* _JOB_
Reproduce all entries verbatim, with nothing added or dropped.

Stored data

──────────

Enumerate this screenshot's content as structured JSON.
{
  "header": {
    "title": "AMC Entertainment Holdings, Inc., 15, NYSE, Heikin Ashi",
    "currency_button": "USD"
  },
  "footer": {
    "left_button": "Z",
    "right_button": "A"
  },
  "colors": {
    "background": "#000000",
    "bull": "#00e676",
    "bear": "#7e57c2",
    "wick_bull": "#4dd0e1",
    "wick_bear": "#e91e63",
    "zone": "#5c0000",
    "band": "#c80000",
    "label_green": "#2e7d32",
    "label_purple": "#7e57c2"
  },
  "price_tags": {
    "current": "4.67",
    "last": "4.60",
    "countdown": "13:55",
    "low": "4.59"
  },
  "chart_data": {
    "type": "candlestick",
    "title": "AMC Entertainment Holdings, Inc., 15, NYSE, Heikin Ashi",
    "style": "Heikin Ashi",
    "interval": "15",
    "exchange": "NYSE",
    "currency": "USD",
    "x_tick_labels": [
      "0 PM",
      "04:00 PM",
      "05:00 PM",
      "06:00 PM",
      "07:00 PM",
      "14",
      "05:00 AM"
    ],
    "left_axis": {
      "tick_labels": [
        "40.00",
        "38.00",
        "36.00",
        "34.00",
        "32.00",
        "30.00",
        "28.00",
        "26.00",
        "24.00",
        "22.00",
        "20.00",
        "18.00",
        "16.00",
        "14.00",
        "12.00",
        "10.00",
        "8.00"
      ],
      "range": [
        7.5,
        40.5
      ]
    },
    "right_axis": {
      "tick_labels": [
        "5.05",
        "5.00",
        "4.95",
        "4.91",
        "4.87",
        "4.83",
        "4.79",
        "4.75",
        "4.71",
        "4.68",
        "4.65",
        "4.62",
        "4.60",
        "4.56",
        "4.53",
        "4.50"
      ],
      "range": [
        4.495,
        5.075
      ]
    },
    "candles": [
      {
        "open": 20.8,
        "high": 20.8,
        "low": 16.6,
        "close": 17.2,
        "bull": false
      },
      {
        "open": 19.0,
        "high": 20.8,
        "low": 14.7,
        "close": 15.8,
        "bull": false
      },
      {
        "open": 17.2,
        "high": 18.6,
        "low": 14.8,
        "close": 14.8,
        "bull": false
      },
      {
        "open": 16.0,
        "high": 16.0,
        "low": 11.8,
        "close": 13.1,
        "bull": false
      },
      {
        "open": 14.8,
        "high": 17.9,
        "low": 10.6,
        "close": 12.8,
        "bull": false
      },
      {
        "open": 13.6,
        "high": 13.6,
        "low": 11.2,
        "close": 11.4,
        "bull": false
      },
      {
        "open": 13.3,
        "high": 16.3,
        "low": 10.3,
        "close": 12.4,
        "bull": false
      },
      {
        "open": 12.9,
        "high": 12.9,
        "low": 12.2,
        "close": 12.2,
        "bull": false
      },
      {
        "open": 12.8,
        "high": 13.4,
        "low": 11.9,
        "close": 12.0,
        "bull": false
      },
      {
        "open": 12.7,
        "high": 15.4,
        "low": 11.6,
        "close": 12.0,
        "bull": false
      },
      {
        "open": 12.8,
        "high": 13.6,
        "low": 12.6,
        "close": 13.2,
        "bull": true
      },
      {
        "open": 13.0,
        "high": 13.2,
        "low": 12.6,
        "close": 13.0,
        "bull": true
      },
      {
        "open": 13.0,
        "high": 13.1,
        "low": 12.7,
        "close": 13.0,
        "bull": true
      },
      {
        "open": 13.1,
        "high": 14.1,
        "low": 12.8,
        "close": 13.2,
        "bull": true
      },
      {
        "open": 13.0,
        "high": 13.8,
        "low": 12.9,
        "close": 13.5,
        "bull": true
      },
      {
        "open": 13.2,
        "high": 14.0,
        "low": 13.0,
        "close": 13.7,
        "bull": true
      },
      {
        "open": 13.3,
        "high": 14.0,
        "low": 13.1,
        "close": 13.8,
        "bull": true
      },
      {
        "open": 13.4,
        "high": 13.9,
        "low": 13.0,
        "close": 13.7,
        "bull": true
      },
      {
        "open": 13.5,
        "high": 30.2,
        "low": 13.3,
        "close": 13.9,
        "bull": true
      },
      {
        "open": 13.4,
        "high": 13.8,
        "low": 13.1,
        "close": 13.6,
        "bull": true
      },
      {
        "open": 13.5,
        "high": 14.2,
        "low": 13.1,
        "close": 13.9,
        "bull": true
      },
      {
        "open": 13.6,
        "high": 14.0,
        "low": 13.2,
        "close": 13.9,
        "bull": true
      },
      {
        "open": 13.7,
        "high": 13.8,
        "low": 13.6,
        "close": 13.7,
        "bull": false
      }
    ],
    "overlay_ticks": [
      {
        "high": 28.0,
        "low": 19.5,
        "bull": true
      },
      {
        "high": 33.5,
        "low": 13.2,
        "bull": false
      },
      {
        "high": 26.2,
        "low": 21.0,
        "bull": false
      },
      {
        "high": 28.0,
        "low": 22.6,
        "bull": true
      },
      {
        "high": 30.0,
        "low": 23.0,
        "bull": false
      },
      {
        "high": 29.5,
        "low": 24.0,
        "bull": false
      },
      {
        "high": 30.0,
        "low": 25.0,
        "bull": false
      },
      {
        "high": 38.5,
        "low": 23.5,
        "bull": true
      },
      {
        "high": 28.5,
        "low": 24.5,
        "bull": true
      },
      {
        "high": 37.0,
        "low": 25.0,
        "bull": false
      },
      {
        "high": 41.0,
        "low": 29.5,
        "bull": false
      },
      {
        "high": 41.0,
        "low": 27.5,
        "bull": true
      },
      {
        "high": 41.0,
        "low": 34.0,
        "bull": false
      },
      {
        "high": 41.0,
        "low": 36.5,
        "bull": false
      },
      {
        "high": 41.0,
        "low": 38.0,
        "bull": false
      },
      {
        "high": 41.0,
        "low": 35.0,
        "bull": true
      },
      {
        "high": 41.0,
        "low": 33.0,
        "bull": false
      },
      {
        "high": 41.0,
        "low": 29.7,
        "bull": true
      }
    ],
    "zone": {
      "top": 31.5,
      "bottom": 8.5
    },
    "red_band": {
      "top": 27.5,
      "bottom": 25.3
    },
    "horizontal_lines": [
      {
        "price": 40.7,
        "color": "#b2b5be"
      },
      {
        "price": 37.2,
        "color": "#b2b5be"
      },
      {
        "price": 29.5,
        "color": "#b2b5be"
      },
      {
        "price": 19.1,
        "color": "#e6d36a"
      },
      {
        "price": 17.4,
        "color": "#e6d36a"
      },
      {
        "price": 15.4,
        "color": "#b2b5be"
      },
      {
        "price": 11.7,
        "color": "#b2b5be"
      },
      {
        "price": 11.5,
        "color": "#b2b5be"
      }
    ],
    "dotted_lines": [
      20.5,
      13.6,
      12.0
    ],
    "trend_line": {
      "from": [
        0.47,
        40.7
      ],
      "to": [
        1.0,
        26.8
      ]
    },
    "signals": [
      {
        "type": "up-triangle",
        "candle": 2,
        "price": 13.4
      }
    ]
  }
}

──────────

* _SOLUTION TO THE PROBLEM_
Enumerate this screenshot's content as structured JSON.
{
  "header": {
    "title": "AMC Entertainment Holdings, Inc., 15, NYSE, Heikin Ashi",
    "currency_button": "USD"
  },
  "footer": {
    "left_button": "Z",
    "right_button": "A"
  },
  "colors": {
    "background": "#000000",
    "bull": "#00e676",
    "bear": "#7e57c2",
    "wick_bull": "#4dd0e1",
    "wick_bear": "#e91e63",
    "zone": "#5c0000",
    "band": "#c80000",
    "label_green": "#2e7d32",
    "label_purple": "#7e57c2"
  },
  "price_tags": {
    "current": "4.67",
    "last": "4.60",
    "countdown": "13:55",
    "low": "4.59"
  },
  "chart_data": {
    "type": "candlestick",
    "title": "AMC Entertainment Holdings, Inc., 15, NYSE, Heikin Ashi",
    "style": "Heikin Ashi",
    "interval": "15",
    "exchange": "NYSE",
    "currency": "USD",
    "x_tick_labels": [
      "0 PM",
      "04:00 PM",
      "05:00 PM",
      "06:00 PM",
      "07:00 PM",
      "14",
      "05:00 AM"
    ],
    "left_axis": {
      "tick_labels": [
        "40.00",
        "38.00",
        "36.00",
        "34.00",
        "32.00",
        "30.00",
        "28.00",
        "26.00",
        "24.00",
        "22.00",
        "20.00",
        "18.00",
        "16.00",
        "14.00",
        "12.00",
        "10.00",
        "8.00"
      ],
      "range": [
        7.5,
        40.5
      ]
    },
    "right_axis": {
      "tick_labels": [
        "5.05",
        "5.00",
        "4.95",
        "4.91",
        "4.87",
        "4.83",
        "4.79",
        "4.75",
        "4.71",
        "4.68",
        "4.65",
        "4.62",
        "4.60",
        "4.56",
        "4.53",
        "4.50"
      ],
      "range": [
        4.495,
        5.075
      ]
    },
    "candles": [
      {
        "open": 20.8,
        "high": 20.8,
        "low": 16.6,
        "close": 17.2,
        "bull": false
      },
      {
        "open": 19.0,
        "high": 20.8,
        "low": 14.7,
        "close": 15.8,
        "bull": false
      },
      {
        "open": 17.2,
        "high": 18.6,
        "low": 14.8,
        "close": 14.8,
        "bull": false
      },
      {
        "open": 16.0,
        "high": 16.0,
        "low": 11.8,
        "close": 13.1,
        "bull": false
      },
      {
        "open": 14.8,
        "high": 17.9,
        "low": 10.6,
        "close": 12.8,
        "bull": false
      },
      {
        "open": 13.6,
        "high": 13.6,
        "low": 11.2,
        "close": 11.4,
        "bull": false
      },
      {
        "open": 13.3,
        "high": 16.3,
        "low": 10.3,
        "close": 12.4,
        "bull": false
      },
      {
        "open": 12.9,
        "high": 12.9,
        "low": 12.2,
        "close": 12.2,
        "bull": false
      },
      {
        "open": 12.8,
        "high": 13.4,
        "low": 11.9,
        "close": 12.0,
        "bull": false
      },
      {
        "open": 12.7,
        "high": 15.4,
        "low": 11.6,
        "close": 12.0,
        "bull": false
      },
      {
        "open": 12.8,
        "high": 13.6,
        "low": 12.6,
        "close": 13.2,
        "bull": true
      },
      {
        "open": 13.0,
        "high": 13.2,
        "low": 12.6,
        "close": 13.0,
        "bull": true
      },
      {
        "open": 13.0,
        "high": 13.1,
        "low": 12.7,
        "close": 13.0,
        "bull": true
      },
      {
        "open": 13.1,
        "high": 14.1,
        "low": 12.8,
        "close": 13.2,
        "bull": true
      },
      {
        "open": 13.0,
        "high": 13.8,
        "low": 12.9,
        "close": 13.5,
        "bull": true
      },
      {
        "open": 13.2,
        "high": 14.0,
        "low": 13.0,
        "close": 13.7,
        "bull": true
      },
      {
        "open": 13.3,
        "high": 14.0,
        "low": 13.1,
        "close": 13.8,
        "bull": true
      },
      {
        "open": 13.4,
        "high": 13.9,
        "low": 13.0,
        "close": 13.7,
        "bull": true
      },
      {
        "open": 13.5,
        "high": 30.2,
        "low": 13.3,
        "close": 13.9,
        "bull": true
      },
      {
        "open": 13.4,
        "high": 13.8,
        "low": 13.1,
        "close": 13.6,
        "bull": true
      },
      {
        "open": 13.5,
        "high": 14.2,
        "low": 13.1,
        "close": 13.9,
        "bull": true
      },
      {
        "open": 13.6,
        "high": 14.0,
        "low": 13.2,
        "close": 13.9,
        "bull": true
      },
      {
        "open": 13.7,
        "high": 13.8,
        "low": 13.6,
        "close": 13.7,
        "bull": false
      }
    ],
    "overlay_ticks": [
      {
        "high": 28.0,
        "low": 19.5,
        "bull": true
      },
      {
        "high": 33.5,
        "low": 13.2,
        "bull": false
      },
      {
        "high": 26.2,
        "low": 21.0,
        "bull": false
      },
      {
        "high": 28.0,
        "low": 22.6,
        "bull": true
      },
      {
        "high": 30.0,
        "low": 23.0,
        "bull": false
      },
      {
        "high": 29.5,
        "low": 24.0,
        "bull": false
      },
      {
        "high": 30.0,
        "low": 25.0,
        "bull": false
      },
      {
        "high": 38.5,
        "low": 23.5,
        "bull": true
      },
      {
        "high": 28.5,
        "low": 24.5,
        "bull": true
      },
      {
        "high": 37.0,
        "low": 25.0,
        "bull": false
      },
      {
        "high": 41.0,
        "low": 29.5,
        "bull": false
      },
      {
        "high": 41.0,
        "low": 27.5,
        "bull": true
      },
      {
        "high": 41.0,
        "low": 34.0,
        "bull": false
      },
      {
        "high": 41.0,
        "low": 36.5,
        "bull": false
      },
      {
        "high": 41.0,
        "low": 38.0,
        "bull": false
      },
      {
        "high": 41.0,
        "low": 35.0,
        "bull": true
      },
      {
        "high": 41.0,
        "low": 33.0,
        "bull": false
      },
      {
        "high": 41.0,
        "low": 29.7,
        "bull": true
      }
    ],
    "zone": {
      "top": 31.5,
      "bottom": 8.5
    },
    "red_band": {
      "top": 27.5,
      "bottom": 25.3
    },
    "horizontal_lines": [
      {
        "price": 40.7,
        "color": "#b2b5be"
      },
      {
        "price": 37.2,
        "color": "#b2b5be"
      },
      {
        "price": 29.5,
        "color": "#b2b5be"
      },
      {
        "price": 19.1,
        "color": "#e6d36a"
      },
      {
        "price": 17.4,
        "color": "#e6d36a"
      },
      {
        "price": 15.4,
        "color": "#b2b5be"
      },
      {
        "price": 11.7,
        "color": "#b2b5be"
      },
      {
        "price": 11.5,
        "color": "#b2b5be"
      }
    ],
    "dotted_lines": [
      20.5,
      13.6,
      12.0
    ],
    "trend_line": {
      "from": [
        0.47,
        40.7
      ],
      "to": [
        1.0,
        26.8
      ]
    },
    "signals": [
      {
        "type": "up-triangle",
        "candle": 2,
        "price": 13.4
      }
    ]
  }
}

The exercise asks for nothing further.